→ Exercise brief:
Output the entries verbatim, including every line.

Dataset rows about figures

** START **

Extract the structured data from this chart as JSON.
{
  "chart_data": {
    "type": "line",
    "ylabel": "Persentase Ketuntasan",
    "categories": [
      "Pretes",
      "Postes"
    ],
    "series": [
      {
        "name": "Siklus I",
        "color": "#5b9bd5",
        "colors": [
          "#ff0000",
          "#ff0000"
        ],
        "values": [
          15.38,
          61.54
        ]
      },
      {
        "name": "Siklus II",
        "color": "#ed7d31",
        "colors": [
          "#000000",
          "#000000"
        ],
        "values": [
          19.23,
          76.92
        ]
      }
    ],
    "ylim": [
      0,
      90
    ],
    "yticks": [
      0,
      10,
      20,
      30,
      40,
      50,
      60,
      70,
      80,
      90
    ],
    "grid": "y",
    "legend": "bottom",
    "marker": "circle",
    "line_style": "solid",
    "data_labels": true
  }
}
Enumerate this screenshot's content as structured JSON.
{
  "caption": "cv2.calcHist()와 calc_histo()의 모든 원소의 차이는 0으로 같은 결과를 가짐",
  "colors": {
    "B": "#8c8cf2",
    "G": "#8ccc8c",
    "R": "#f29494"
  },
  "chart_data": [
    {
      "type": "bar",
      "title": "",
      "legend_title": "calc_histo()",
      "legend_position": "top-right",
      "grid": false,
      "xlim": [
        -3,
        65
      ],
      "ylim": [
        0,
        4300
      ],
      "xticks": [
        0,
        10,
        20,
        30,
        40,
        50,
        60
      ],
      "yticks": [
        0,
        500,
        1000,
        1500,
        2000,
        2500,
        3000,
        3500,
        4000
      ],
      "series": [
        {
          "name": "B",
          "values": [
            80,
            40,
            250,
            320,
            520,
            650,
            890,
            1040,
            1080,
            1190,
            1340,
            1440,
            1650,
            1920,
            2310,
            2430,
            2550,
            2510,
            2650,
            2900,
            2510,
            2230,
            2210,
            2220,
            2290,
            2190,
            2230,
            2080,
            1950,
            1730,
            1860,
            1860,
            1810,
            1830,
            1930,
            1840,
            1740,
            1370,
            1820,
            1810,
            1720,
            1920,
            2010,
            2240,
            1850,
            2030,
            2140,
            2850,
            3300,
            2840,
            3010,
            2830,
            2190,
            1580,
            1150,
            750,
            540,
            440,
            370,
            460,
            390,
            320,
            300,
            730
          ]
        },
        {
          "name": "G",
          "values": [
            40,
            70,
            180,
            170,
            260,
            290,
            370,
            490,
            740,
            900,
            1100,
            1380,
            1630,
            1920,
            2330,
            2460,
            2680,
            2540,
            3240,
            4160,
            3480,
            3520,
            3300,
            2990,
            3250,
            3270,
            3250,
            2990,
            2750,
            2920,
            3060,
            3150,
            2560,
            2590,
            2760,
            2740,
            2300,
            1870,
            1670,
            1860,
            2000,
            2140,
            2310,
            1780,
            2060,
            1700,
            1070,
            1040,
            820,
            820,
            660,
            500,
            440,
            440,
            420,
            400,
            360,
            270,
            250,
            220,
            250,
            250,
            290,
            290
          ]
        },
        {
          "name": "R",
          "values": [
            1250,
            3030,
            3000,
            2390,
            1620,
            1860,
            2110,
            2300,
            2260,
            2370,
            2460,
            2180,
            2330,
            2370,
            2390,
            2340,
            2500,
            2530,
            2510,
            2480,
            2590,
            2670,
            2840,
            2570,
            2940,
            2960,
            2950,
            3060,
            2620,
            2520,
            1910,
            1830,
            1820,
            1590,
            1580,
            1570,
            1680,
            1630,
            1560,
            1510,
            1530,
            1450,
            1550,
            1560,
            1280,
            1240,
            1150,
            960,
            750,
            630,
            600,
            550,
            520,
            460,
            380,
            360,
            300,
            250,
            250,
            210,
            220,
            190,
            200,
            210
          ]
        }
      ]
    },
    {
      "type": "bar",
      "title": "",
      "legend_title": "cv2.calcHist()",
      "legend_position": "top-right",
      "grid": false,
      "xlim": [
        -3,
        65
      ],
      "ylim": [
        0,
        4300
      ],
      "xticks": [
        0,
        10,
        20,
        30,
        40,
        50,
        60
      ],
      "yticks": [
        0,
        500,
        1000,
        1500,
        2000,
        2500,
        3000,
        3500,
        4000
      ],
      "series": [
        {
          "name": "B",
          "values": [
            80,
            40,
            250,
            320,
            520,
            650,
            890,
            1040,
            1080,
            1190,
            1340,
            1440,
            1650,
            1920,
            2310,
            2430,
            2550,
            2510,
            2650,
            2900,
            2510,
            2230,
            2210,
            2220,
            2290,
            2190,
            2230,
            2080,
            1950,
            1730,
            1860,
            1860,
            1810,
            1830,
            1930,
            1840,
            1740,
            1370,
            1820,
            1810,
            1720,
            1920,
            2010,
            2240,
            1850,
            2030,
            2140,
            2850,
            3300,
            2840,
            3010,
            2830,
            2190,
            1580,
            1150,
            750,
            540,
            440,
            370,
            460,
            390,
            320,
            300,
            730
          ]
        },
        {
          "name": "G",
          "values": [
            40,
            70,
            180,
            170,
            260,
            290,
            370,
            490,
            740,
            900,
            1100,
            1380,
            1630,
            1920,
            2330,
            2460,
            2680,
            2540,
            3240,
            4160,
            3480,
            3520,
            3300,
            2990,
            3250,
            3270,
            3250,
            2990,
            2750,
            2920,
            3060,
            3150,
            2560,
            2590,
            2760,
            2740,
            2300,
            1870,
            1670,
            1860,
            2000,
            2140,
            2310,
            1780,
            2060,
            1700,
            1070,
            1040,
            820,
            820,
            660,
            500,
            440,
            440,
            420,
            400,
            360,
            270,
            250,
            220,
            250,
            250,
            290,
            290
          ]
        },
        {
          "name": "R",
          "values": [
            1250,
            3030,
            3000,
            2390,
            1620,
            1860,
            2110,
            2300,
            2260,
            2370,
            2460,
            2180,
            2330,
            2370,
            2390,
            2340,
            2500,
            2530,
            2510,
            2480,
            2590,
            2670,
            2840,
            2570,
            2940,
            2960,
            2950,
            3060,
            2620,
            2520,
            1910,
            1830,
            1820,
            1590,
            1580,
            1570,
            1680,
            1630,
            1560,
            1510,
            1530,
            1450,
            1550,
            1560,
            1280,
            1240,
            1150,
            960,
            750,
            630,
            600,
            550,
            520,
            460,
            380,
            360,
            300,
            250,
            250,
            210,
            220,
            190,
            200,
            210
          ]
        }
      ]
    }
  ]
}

** END **

→ Exercise response:
Extract the structured data from this chart as JSON.
{
  "chart_data": {
    "type": "line",
    "ylabel": "Persentase Ketuntasan",
    "categories": [
      "Pretes",
      "Postes"
    ],
    "series": [
      {
        "name": "Siklus I",
        "color": "#5b9bd5",
        "colors": [
          "#ff0000",
          "#ff0000"
        ],
        "values": [
          15.38,
          61.54
        ]
      },
      {
        "name": "Siklus II",
        "color": "#ed7d31",
        "colors": [
          "#000000",
          "#000000"
        ],
        "values": [
          19.23,
          76.92
        ]
      }
    ],
    "ylim": [
      0,
      90
    ],
    "yticks": [
      0,
      10,
      20,
      30,
      40,
      50,
      60,
      70,
      80,
      90
    ],
    "grid": "y",
    "legend": "bottom",
    "marker": "circle",
    "line_style": "solid",
    "data_labels": true
  }
}
Enumerate this screenshot's content as structured JSON.
{
  "caption": "cv2.calcHist()와 calc_histo()의 모든 원소의 차이는 0으로 같은 결과를 가짐",
  "colors": {
    "B": "#8c8cf2",
    "G": "#8ccc8c",
    "R": "#f29494"
  },
  "chart_data": [
    {
      "type": "bar",
      "title": "",
      "legend_title": "calc_histo()",
      "legend_position": "top-right",
      "grid": false,
      "xlim": [
        -3,
        65
      ],
      "ylim": [
        0,
        4300
      ],
      "xticks": [
        0,
        10,
        20,
        30,
        40,
        50,
        60
      ],
      "yticks": [
        0,
        500,
        1000,
        1500,
        2000,
        2500,
        3000,
        3500,
        4000
      ],
      "series": [
        {
          "name": "B",
          "values": [
            80,
            40,
            250,
            320,
            520,
            650,
            890,
            1040,
            1080,
            1190,
            1340,
            1440,
            1650,
            1920,
            2310,
            2430,
            2550,
            2510,
            2650,
            2900,
            2510,
            2230,
            2210,
            2220,
            2290,
            2190,
            2230,
            2080,
            1950,
            1730,
            1860,
            1860,
            1810,
            1830,
            1930,
            1840,
            1740,
            1370,
            1820,
            1810,
            1720,
            1920,
            2010,
            2240,
            1850,
            2030,
            2140,
            2850,
            3300,
            2840,
            3010,
            2830,
            2190,
            1580,
            1150,
            750,
            540,
            440,
            370,
            460,
            390,
            320,
            300,
            730
          ]
        },
        {
          "name": "G",
          "values": [
            40,
            70,
            180,
            170,
            260,
            290,
            370,
            490,
            740,
            900,
            1100,
            1380,
            1630,
            1920,
            2330,
            2460,
            2680,
            2540,
            3240,
            4160,
            3480,
            3520,
            3300,
            2990,
            3250,
            3270,
            3250,
            2990,
            2750,
            2920,
            3060,
            3150,
            2560,
            2590,
            2760,
            2740,
            2300,
            1870,
            1670,
            1860,
            2000,
            2140,
            2310,
            1780,
            2060,
            1700,
            1070,
            1040,
            820,
            820,
            660,
            500,
            440,
            440,
            420,
            400,
            360,
            270,
            250,
            220,
            250,
            250,
            290,
            290
          ]
        },
        {
          "name": "R",
          "values": [
            1250,
            3030,
            3000,
            2390,
            1620,
            1860,
            2110,
            2300,
            2260,
            2370,
            2460,
            2180,
            2330,
            2370,
            2390,
            2340,
            2500,
            2530,
            2510,
            2480,
            2590,
            2670,
            2840,
            2570,
            2940,
            2960,
            2950,
            3060,
            2620,
            2520,
            1910,
            1830,
            1820,
            1590,
            1580,
            1570,
            1680,
            1630,
            1560,
            1510,
            1530,
            1450,
            1550,
            1560,
            1280,
            1240,
            1150,
            960,
            750,
            630,
            600,
            550,
            520,
            460,
            380,
            360,
            300,
            250,
            250,
            210,
            220,
            190,
            200,
            210
          ]
        }
      ]
    },
    {
      "type": "bar",
      "title": "",
      "legend_title": "cv2.calcHist()",
      "legend_position": "top-right",
      "grid": false,
      "xlim": [
        -3,
        65
      ],
      "ylim": [
        0,
        4300
      ],
      "xticks": [
        0,
        10,
        20,
        30,
        40,
        50,
        60
      ],
      "yticks": [
        0,
        500,
        1000,
        1500,
        2000,
        2500,
        3000,
        3500,
        4000
      ],
      "series": [
        {
          "name": "B",
          "values": [
            80,
            40,
            250,
            320,
            520,
            650,
            890,
            1040,
            1080,
            1190,
            1340,
            1440,
            1650,
            1920,
            2310,
            2430,
            2550,
            2510,
            2650,
            2900,
            2510,
            2230,
            2210,
            2220,
            2290,
            2190,
            2230,
            2080,
            1950,
            1730,
            1860,
            1860,
            1810,
            1830,
            1930,
            1840,
            1740,
            1370,
            1820,
            1810,
            1720,
            1920,
            2010,
            2240,
            1850,
            2030,
            2140,
            2850,
            3300,
            2840,
            3010,
            2830,
            2190,
            1580,
            1150,
            750,
            540,
            440,
            370,
            460,
            390,
            320,
            300,
            730
          ]
        },
        {
          "name": "G",
          "values": [
            40,
            70,
            180,
            170,
            260,
            290,
            370,
            490,
            740,
            900,
            1100,
            1380,
            1630,
            1920,
            2330,
            2460,
            2680,
            2540,
            3240,
            4160,
            3480,
            3520,
            3300,
            2990,
            3250,
            3270,
            3250,
            2990,
            2750,
            2920,
            3060,
            3150,
            2560,
            2590,
            2760,
            2740,
            2300,
            1870,
            1670,
            1860,
            2000,
            2140,
            2310,
            1780,
            2060,
            1700,
            1070,
            1040,
            820,
            820,
            660,
            500,
            440,
            440,
            420,
            400,
            360,
            270,
            250,
            220,
            250,
            250,
            290,
            290
          ]
        },
        {
          "name": "R",
          "values": [
            1250,
            3030,
            3000,
            2390,
            1620,
            1860,
            2110,
            2300,
            2260,
            2370,
            2460,
            2180,
            2330,
            2370,
            2390,
            2340,
            2500,
            2530,
            2510,
            2480,
            2590,
            2670,
            2840,
            2570,
            2940,
            2960,
            2950,
            3060,
            2620,
            2520,
            1910,
            1830,
            1820,
            1590,
            1580,
            1570,
            1680,
            1630,
            1560,
            1510,
            1530,
            1450,
            1550,
            1560,
            1280,
            1240,
            1150,
            960,
            750,
            630,
            600,
            550,
            520,
            460,
            380,
            360,
            300,
            250,
            250,
            210,
            220,
            190,
            200,
            210
          ]
        }
      ]
    }
  ]
}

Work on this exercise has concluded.